--- Material supplied ---

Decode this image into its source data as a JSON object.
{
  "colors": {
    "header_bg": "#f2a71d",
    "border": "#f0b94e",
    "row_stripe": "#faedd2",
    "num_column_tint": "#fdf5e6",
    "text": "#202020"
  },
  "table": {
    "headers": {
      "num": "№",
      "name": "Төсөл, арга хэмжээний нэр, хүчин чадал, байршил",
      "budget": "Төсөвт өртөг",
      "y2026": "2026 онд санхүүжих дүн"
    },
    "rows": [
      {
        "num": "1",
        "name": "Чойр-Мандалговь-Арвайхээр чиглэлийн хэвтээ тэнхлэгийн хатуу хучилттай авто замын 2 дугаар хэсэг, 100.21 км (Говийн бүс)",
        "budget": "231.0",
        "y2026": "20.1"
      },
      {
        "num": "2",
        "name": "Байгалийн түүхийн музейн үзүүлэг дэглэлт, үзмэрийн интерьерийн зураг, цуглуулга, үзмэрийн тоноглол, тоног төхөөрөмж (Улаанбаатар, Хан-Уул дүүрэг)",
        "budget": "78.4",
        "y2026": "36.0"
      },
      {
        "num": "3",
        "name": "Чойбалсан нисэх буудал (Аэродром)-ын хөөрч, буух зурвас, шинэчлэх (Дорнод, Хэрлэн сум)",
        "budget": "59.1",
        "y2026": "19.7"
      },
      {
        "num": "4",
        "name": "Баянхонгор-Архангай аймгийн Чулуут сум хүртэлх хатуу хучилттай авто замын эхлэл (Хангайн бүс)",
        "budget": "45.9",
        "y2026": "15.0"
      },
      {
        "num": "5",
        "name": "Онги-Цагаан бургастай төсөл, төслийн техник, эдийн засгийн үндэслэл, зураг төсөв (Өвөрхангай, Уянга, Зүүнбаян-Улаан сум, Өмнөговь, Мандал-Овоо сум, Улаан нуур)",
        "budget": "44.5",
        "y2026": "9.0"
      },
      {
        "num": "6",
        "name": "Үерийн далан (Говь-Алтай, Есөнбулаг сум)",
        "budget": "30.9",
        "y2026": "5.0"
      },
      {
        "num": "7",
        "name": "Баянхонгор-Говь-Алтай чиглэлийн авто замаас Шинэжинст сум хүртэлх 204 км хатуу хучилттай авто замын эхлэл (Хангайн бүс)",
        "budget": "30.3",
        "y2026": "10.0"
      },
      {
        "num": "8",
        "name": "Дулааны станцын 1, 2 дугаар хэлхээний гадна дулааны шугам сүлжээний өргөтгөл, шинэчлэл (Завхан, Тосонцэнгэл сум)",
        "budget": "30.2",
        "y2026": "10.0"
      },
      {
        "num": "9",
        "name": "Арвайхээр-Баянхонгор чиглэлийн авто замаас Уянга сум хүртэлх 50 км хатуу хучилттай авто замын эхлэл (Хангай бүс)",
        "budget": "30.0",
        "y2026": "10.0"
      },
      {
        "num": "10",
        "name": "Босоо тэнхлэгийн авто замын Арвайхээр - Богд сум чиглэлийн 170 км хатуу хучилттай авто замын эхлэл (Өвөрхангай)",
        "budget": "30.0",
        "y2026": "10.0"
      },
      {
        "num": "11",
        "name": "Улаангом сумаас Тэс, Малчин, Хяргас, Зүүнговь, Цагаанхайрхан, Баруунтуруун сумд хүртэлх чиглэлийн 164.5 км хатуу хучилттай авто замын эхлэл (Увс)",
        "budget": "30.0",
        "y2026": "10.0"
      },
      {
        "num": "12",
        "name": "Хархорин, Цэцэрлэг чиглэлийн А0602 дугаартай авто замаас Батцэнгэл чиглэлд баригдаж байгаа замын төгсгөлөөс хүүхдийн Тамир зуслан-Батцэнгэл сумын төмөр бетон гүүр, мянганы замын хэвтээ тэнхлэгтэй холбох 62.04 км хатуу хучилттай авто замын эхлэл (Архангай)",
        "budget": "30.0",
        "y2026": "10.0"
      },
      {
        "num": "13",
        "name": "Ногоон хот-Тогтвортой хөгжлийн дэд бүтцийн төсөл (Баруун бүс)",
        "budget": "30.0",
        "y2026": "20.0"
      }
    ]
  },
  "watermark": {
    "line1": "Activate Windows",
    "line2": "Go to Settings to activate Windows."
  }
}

---

Each entry must be reproduced verbatim.

Answer to this problem ->
Decode this image into its source data as a JSON object.
{
  "colors": {
    "header_bg": "#f2a71d",
    "border": "#f0b94e",
    "row_stripe": "#faedd2",
    "num_column_tint": "#fdf5e6",
    "text": "#202020"
  },
  "table": {
    "headers": {
      "num": "№",
      "name": "Төсөл, арга хэмжээний нэр, хүчин чадал, байршил",
      "budget": "Төсөвт өртөг",
      "y2026": "2026 онд санхүүжих дүн"
    },
    "rows": [
      {
        "num": "1",
        "name": "Чойр-Мандалговь-Арвайхээр чиглэлийн хэвтээ тэнхлэгийн хатуу хучилттай авто замын 2 дугаар хэсэг, 100.21 км (Говийн бүс)",
        "budget": "231.0",
        "y2026": "20.1"
      },
      {
        "num": "2",
        "name": "Байгалийн түүхийн музейн үзүүлэг дэглэлт, үзмэрийн интерьерийн зураг, цуглуулга, үзмэрийн тоноглол, тоног төхөөрөмж (Улаанбаатар, Хан-Уул дүүрэг)",
        "budget": "78.4",
        "y2026": "36.0"
      },
      {
        "num": "3",
        "name": "Чойбалсан нисэх буудал (Аэродром)-ын хөөрч, буух зурвас, шинэчлэх (Дорнод, Хэрлэн сум)",
        "budget": "59.1",
        "y2026": "19.7"
      },
      {
        "num": "4",
        "name": "Баянхонгор-Архангай аймгийн Чулуут сум хүртэлх хатуу хучилттай авто замын эхлэл (Хангайн бүс)",
        "budget": "45.9",
        "y2026": "15.0"
      },
      {
        "num": "5",
        "name": "Онги-Цагаан бургастай төсөл, төслийн техник, эдийн засгийн үндэслэл, зураг төсөв (Өвөрхангай, Уянга, Зүүнбаян-Улаан сум, Өмнөговь, Мандал-Овоо сум, Улаан нуур)",
        "budget": "44.5",
        "y2026": "9.0"
      },
      {
        "num": "6",
        "name": "Үерийн далан (Говь-Алтай, Есөнбулаг сум)",
        "budget": "30.9",
        "y2026": "5.0"
      },
      {
        "num": "7",
        "name": "Баянхонгор-Говь-Алтай чиглэлийн авто замаас Шинэжинст сум хүртэлх 204 км хатуу хучилттай авто замын эхлэл (Хангайн бүс)",
        "budget": "30.3",
        "y2026": "10.0"
      },
      {
        "num": "8",
        "name": "Дулааны станцын 1, 2 дугаар хэлхээний гадна дулааны шугам сүлжээний өргөтгөл, шинэчлэл (Завхан, Тосонцэнгэл сум)",
        "budget": "30.2",
        "y2026": "10.0"
      },
      {
        "num": "9",
        "name": "Арвайхээр-Баянхонгор чиглэлийн авто замаас Уянга сум хүртэлх 50 км хатуу хучилттай авто замын эхлэл (Хангай бүс)",
        "budget": "30.0",
        "y2026": "10.0"
      },
      {
        "num": "10",
        "name": "Босоо тэнхлэгийн авто замын Арвайхээр - Богд сум чиглэлийн 170 км хатуу хучилттай авто замын эхлэл (Өвөрхангай)",
        "budget": "30.0",
        "y2026": "10.0"
      },
      {
        "num": "11",
        "name": "Улаангом сумаас Тэс, Малчин, Хяргас, Зүүнговь, Цагаанхайрхан, Баруунтуруун сумд хүртэлх чиглэлийн 164.5 км хатуу хучилттай авто замын эхлэл (Увс)",
        "budget": "30.0",
        "y2026": "10.0"
      },
      {
        "num": "12",
        "name": "Хархорин, Цэцэрлэг чиглэлийн А0602 дугаартай авто замаас Батцэнгэл чиглэлд баригдаж байгаа замын төгсгөлөөс хүүхдийн Тамир зуслан-Батцэнгэл сумын төмөр бетон гүүр, мянганы замын хэвтээ тэнхлэгтэй холбох 62.04 км хатуу хучилттай авто замын эхлэл (Архангай)",
        "budget": "30.0",
        "y2026": "10.0"
      },
      {
        "num": "13",
        "name": "Ногоон хот-Тогтвортой хөгжлийн дэд бүтцийн төсөл (Баруун бүс)",
        "budget": "30.0",
        "y2026": "20.0"
      }
    ]
  },
  "watermark": {
    "line1": "Activate Windows",
    "line2": "Go to Settings to activate Windows."
  }
}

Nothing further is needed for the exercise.